───── Excerpted passage
A report released by New Zealand’s Ministry of Business, Innovation and Employment reveals that temporary migrant workers increasingly helped to strengthen the country’s economy and create jobs in the decade to 2011.
The report revealed that temporary migration is having a positive impact on the employment and earnings of New Zealanders overall, particularly in dairy farming, the horticulture/viticulture industry, and the hospitality sector.
The report’s findings have been warmly welcomed by NZ’s Immigration Minister, Michael Woodhouse, who believes that while New Zealanders should get the first opportunities to take available jobs, workers from overseas continue to be an essential component of the country’s employment market.
“The Government has a clear policy that New Zealanders should be given first priority for jobs, but our labour market has always relied on overseas workers to fill certain gaps and in areas of particular skill shortages,” he said. “Immigration is an important economic lever, and this report supports the view that policy settings around temporary migration are broadly in the right space.”
The report also shows that the countries where the majority of temporary migrants to New Zealand come from changed significantly between 2001 and 2011.
“Even more profound changes have occurred in the countries from which New Zealand employers source such migrants,” it noted. “Great Britain and Ireland provided most temporary workers in the early part of the decade to 2011, while China dominated in the period from 2006 to 2008, and India emerged as the main source of temporary migrant employment in 2011.”
──────────
▶ What to produce
Answer these questions about the text on temporary migrant workers in New Zealand:
(a) Which sectors does the report name as gaining in particular from temporary migration?
(b) Who is New Zealand's Immigration Minister?
(c) Which country emerged as the main source of temporary migrant employment in 2011?
───── Given data
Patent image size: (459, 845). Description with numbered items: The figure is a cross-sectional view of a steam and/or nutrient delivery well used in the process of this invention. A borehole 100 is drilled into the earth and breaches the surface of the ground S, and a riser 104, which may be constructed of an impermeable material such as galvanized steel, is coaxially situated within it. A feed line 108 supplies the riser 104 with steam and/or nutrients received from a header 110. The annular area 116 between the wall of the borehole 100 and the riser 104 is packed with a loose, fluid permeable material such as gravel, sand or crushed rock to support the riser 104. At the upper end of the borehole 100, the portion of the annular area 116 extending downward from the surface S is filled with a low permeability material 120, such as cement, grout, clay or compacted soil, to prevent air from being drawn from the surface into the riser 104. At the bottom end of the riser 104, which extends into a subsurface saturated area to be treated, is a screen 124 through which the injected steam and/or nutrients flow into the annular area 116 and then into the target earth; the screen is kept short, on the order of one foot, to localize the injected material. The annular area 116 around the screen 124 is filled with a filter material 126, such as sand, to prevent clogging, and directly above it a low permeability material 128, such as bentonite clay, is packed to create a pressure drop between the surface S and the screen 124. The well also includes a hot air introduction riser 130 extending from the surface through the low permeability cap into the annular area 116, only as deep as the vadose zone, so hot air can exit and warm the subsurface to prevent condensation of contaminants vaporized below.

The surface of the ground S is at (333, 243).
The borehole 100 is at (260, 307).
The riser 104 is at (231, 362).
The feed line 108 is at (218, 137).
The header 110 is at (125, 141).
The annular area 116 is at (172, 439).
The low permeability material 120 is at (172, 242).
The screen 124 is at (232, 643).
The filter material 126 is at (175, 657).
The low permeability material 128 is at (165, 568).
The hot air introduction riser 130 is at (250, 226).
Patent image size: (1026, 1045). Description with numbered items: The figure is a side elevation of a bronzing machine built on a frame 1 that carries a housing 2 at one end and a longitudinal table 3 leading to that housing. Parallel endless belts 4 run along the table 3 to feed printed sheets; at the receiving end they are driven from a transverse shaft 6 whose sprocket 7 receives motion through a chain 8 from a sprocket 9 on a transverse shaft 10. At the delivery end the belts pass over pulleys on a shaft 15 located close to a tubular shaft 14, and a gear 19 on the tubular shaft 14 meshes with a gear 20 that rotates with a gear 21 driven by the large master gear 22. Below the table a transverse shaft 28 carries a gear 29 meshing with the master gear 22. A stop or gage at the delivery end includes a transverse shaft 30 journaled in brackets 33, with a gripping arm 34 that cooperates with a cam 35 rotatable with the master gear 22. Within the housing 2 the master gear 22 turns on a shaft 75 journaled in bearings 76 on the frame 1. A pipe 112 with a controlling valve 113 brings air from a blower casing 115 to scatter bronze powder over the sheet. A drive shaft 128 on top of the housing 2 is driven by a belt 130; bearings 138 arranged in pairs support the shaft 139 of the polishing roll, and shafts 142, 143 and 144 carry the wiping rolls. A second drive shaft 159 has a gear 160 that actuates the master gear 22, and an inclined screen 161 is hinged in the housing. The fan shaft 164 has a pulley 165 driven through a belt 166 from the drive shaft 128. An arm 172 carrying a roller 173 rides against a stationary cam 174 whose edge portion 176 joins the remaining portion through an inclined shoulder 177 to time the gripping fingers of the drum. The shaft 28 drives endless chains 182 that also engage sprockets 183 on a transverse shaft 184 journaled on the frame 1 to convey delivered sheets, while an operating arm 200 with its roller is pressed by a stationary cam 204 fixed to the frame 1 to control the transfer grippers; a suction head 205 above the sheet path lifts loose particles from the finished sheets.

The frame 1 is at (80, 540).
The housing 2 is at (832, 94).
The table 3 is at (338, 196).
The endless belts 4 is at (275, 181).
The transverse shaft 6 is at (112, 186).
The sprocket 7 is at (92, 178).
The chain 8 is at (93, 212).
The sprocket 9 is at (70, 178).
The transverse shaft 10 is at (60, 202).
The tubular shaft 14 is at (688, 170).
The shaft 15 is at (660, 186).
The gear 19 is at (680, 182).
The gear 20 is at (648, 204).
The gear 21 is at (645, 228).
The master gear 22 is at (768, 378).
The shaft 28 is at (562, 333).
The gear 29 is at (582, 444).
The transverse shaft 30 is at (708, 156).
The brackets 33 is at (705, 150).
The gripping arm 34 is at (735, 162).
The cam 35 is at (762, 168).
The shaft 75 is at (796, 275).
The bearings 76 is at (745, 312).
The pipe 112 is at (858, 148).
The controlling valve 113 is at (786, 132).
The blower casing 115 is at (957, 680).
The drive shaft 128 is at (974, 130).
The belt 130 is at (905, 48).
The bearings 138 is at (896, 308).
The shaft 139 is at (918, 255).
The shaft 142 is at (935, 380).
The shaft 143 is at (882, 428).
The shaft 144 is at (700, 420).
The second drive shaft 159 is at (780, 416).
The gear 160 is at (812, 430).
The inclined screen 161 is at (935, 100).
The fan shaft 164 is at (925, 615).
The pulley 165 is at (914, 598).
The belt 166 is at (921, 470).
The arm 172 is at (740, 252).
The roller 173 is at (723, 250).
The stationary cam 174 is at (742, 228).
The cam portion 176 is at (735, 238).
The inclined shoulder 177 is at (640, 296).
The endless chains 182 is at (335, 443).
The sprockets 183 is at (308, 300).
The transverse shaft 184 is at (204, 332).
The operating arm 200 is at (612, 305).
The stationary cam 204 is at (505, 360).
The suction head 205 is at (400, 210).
──────────
▶ Solution
(a) Dairy farming, the horticulture/viticulture industry, and the hospitality sector.
(b) Michael Woodhouse.
(c) India.